*** Page text ***
Member of the Ohio Senate from the 21st district
- In office 1880–1884
- Preceded by: Johnson Sherrick
- Succeeded by: John V. Lewis

Personal details
- Born: May 27, 1835 Portage County, Ohio, U.S.
- Died: May 9, 1901 (aged 65) Cleveland, Ohio, U.S.
- Party: Republican
- Spouse: Alvira E. Allerton ​ ​(m. 1858; died 1901)​
- Children: 6
- Relatives: Orville Nelson Hartshorn (brother)
- Alma mater: Mount Union College (MA)
- Occupation: Politician; educator;

= Edwin Norman Hartshorn =

American politician and educator (1835–1901)

Edwin Norman Hartshorn (May 27, 1835 – May 9, 1901) was an American politician and educator from Ohio. He was a professor at Mount Union College from 1857 to 1868. He served in the Ohio Senate, representing the 21st district, from 1880 to 1884.

==Early life==
Edwin Norman Hartshorn was born on May 27, 1835, in Portage County, Ohio, to Asenath (née Backus) and Norris Hartshorn. His father was a veteran of the War of 1812 and his maternal grandfather was a veteran of the Revolutionary War. In 1846, Hartshorn was one of the first students to study at Mount Union Seminary. He studied there until it became Mount Union College in January 1858. He then worked as a janitor for four years. Soon after the college was chartered, Hartshorn graduated from his scientific and classical courses in 1863. He then graduated with a Master of Arts. He also graduated from the business college of Duff's Commercial College in Pittsburgh with a degree in 1856.
*** End of Page text ***
*** Supplied information ***
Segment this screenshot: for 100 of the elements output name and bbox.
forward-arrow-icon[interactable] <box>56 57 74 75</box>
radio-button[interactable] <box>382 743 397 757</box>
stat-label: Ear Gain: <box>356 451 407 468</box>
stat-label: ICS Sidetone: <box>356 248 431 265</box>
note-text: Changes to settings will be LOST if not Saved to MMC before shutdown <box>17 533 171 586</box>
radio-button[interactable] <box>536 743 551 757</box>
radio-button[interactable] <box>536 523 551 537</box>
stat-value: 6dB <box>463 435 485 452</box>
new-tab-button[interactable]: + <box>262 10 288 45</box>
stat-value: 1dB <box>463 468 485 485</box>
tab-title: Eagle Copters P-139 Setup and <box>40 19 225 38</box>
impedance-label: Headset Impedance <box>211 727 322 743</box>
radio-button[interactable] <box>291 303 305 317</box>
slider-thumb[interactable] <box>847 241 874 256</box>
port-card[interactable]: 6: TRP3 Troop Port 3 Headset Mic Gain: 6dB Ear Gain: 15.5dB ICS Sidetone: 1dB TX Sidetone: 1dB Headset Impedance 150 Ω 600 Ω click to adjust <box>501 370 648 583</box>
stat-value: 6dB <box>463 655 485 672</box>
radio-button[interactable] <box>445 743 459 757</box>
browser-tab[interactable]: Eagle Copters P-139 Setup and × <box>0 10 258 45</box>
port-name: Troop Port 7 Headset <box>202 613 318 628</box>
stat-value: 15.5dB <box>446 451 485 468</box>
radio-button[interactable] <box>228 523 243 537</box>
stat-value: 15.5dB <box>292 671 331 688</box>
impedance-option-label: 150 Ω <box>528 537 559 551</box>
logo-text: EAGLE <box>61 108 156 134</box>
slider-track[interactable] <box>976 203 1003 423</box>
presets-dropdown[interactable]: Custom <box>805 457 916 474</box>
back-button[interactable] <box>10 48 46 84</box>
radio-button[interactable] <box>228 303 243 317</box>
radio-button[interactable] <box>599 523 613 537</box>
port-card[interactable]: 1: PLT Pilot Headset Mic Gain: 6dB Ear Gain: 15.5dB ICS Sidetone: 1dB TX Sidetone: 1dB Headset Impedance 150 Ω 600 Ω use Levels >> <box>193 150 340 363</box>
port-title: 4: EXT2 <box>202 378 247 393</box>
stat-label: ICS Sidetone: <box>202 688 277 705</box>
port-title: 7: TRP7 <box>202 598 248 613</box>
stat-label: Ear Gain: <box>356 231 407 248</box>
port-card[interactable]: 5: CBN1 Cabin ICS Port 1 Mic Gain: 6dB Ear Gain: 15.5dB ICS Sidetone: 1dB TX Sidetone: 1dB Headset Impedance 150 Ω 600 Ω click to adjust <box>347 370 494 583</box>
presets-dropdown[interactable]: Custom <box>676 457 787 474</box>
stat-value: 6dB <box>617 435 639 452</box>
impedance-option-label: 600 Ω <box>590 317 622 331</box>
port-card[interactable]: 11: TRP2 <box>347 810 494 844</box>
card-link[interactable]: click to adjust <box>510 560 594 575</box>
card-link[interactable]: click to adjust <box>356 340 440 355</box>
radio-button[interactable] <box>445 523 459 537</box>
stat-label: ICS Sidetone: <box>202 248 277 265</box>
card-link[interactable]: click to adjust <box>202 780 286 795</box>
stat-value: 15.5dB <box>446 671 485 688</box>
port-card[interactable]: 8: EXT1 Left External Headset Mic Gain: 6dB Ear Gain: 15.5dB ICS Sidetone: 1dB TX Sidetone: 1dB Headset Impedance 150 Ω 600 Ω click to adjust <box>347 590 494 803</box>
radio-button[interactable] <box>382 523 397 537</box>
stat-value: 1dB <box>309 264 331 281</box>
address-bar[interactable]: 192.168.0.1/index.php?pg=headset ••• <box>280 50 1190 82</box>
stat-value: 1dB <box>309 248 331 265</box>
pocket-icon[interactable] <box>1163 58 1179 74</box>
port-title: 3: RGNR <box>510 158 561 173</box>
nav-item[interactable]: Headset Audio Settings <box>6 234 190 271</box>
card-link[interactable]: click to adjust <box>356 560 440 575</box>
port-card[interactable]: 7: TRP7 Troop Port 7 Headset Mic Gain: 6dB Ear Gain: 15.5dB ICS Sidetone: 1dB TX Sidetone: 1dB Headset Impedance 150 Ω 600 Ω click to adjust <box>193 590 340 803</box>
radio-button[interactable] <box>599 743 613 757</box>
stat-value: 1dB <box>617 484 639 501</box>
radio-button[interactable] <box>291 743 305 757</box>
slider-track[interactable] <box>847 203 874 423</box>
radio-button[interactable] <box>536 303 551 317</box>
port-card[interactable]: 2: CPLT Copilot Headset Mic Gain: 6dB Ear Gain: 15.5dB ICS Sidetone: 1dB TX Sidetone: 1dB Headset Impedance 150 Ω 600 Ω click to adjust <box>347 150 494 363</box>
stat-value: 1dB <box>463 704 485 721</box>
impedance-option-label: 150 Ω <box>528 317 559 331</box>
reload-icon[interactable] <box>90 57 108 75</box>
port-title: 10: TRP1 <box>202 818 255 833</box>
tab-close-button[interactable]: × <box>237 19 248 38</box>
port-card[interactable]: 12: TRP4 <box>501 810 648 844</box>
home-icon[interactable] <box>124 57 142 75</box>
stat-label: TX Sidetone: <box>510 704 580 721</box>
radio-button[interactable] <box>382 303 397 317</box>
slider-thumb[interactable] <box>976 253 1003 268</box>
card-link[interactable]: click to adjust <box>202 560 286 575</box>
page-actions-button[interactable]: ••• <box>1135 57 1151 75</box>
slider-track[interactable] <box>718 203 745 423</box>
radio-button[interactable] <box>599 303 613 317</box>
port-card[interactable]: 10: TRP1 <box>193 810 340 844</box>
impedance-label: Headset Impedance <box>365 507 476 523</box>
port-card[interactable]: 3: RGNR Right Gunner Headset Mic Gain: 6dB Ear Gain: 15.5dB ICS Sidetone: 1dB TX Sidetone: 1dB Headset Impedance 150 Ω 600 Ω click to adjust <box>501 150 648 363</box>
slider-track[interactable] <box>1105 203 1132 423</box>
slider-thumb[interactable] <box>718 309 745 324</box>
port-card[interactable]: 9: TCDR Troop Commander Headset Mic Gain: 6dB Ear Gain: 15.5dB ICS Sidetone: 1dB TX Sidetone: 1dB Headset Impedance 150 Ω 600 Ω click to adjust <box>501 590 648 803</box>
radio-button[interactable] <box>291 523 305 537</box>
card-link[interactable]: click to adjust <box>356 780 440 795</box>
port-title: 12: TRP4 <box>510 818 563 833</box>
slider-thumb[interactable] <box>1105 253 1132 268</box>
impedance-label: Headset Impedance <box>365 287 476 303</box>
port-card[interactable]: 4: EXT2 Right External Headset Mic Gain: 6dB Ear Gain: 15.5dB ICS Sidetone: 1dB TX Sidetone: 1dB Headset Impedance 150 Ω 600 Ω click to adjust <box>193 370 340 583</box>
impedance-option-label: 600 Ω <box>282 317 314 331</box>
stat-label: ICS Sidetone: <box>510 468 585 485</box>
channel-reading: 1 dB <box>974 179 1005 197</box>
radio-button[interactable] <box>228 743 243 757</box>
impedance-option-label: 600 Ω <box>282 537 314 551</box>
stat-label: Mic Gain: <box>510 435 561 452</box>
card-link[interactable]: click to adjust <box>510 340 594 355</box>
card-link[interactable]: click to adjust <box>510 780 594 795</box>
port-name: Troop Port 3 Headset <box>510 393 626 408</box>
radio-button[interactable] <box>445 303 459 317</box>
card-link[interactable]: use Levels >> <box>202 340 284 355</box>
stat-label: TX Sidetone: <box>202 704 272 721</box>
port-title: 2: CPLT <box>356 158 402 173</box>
*** End of Supplied information ***
**Exercise instructions**
Continue the biography of Edwin Norman Hartshorn from where it ends.

**Response for this exercise**
==Career==
In 1856, Hartshorn became one of the charter trustees of Mount Union College. He was elected as professor of natural science in 1857. In 1862, Hartshorn was elected as superintendent of the graded or union schools of Brownsville, Pennsylvania. After a short time, he returned to Mount Union College as trustee and professor. Until 1868, Hartsborn was a professor. He taught primarily natural science and mathematics, but also taught ancient classics, logic, rhetoric, political economy, and history. In 1868, Hartshorn became superintendent of the commercial department of Mount Union. He then taught bookkeeping, international and commercial law, and business. He was assistant treasurer of Mount Union for 14 years. He served as a member of the education board for union schools in Mount Union.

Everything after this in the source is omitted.